* [Exercise directions] Filter the lines below, copying only those with the string "format".

>> Begin Record extracts

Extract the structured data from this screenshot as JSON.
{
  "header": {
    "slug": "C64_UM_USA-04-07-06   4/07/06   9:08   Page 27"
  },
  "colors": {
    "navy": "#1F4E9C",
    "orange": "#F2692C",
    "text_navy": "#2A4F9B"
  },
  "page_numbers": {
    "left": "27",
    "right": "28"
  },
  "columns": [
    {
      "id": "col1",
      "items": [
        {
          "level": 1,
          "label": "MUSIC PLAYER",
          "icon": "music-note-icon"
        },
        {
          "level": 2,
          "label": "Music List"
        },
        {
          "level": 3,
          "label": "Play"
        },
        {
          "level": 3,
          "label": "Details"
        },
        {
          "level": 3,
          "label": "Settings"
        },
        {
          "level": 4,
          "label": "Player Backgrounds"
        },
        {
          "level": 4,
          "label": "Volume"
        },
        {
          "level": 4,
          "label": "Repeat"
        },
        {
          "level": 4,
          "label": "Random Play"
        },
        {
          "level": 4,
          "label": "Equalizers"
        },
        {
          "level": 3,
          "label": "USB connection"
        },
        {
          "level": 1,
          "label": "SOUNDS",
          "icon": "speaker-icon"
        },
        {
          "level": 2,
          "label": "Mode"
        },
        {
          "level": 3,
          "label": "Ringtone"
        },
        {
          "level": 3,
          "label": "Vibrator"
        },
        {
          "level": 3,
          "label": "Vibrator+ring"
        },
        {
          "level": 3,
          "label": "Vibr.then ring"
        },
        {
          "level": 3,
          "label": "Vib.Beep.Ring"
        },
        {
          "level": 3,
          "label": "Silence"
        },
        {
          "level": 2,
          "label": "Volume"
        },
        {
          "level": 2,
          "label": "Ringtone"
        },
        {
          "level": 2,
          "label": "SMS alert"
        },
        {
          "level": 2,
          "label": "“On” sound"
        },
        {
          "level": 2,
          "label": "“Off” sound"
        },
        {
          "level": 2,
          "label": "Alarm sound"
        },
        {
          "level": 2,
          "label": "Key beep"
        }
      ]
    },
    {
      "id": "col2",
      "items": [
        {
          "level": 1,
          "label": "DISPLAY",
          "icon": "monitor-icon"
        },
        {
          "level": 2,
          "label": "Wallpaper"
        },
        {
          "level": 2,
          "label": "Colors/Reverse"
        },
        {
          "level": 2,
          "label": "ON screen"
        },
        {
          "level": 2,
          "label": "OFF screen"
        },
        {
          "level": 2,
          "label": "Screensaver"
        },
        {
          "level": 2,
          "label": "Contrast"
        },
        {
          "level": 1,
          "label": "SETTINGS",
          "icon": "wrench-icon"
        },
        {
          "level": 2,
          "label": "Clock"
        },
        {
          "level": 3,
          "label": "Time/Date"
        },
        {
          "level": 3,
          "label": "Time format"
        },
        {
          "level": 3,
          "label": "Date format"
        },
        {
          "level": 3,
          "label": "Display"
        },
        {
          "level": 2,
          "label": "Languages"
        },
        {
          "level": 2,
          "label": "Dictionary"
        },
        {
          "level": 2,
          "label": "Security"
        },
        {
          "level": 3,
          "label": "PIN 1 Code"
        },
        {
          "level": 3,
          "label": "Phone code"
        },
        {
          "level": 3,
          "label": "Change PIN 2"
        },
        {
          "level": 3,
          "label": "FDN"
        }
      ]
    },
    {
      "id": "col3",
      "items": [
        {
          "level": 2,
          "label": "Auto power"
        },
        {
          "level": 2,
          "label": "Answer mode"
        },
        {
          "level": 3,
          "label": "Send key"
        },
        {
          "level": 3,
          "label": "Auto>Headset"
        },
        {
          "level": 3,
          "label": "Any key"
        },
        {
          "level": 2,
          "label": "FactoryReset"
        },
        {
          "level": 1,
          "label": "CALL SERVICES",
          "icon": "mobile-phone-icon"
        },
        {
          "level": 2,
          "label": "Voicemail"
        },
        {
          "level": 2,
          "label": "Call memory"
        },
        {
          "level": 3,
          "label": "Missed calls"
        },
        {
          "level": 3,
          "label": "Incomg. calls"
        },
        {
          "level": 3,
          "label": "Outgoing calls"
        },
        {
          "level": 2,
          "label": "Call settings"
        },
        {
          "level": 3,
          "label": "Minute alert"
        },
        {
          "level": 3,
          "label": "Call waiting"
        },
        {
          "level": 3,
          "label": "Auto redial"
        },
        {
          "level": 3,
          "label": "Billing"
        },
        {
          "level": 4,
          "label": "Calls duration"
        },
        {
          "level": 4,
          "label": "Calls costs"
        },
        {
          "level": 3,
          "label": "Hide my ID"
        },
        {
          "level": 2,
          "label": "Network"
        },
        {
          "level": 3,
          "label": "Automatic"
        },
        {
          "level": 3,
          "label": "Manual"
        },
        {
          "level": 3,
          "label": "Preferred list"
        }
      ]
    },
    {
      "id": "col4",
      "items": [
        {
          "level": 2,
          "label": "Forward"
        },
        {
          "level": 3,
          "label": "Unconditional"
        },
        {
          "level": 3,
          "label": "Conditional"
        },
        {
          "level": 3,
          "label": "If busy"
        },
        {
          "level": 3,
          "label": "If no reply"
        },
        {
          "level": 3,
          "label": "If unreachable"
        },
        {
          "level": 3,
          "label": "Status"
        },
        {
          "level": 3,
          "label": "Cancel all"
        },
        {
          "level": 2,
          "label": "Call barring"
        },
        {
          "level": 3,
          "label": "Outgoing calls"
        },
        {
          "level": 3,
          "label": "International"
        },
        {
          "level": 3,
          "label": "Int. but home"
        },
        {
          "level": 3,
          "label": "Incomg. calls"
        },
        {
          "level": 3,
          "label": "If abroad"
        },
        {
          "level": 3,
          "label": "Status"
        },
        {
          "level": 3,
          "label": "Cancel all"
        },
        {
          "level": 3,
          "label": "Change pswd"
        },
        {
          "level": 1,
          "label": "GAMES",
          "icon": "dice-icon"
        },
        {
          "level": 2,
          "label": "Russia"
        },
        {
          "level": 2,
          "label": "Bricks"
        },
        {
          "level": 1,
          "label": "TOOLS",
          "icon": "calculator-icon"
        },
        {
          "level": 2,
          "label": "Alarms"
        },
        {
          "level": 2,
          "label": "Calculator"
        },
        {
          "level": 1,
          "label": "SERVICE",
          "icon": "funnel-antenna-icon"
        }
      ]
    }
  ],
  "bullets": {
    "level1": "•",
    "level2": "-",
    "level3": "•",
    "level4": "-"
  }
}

>> End Record extracts

* [Full answer]
          "label": "Time format"
          "label": "Date format"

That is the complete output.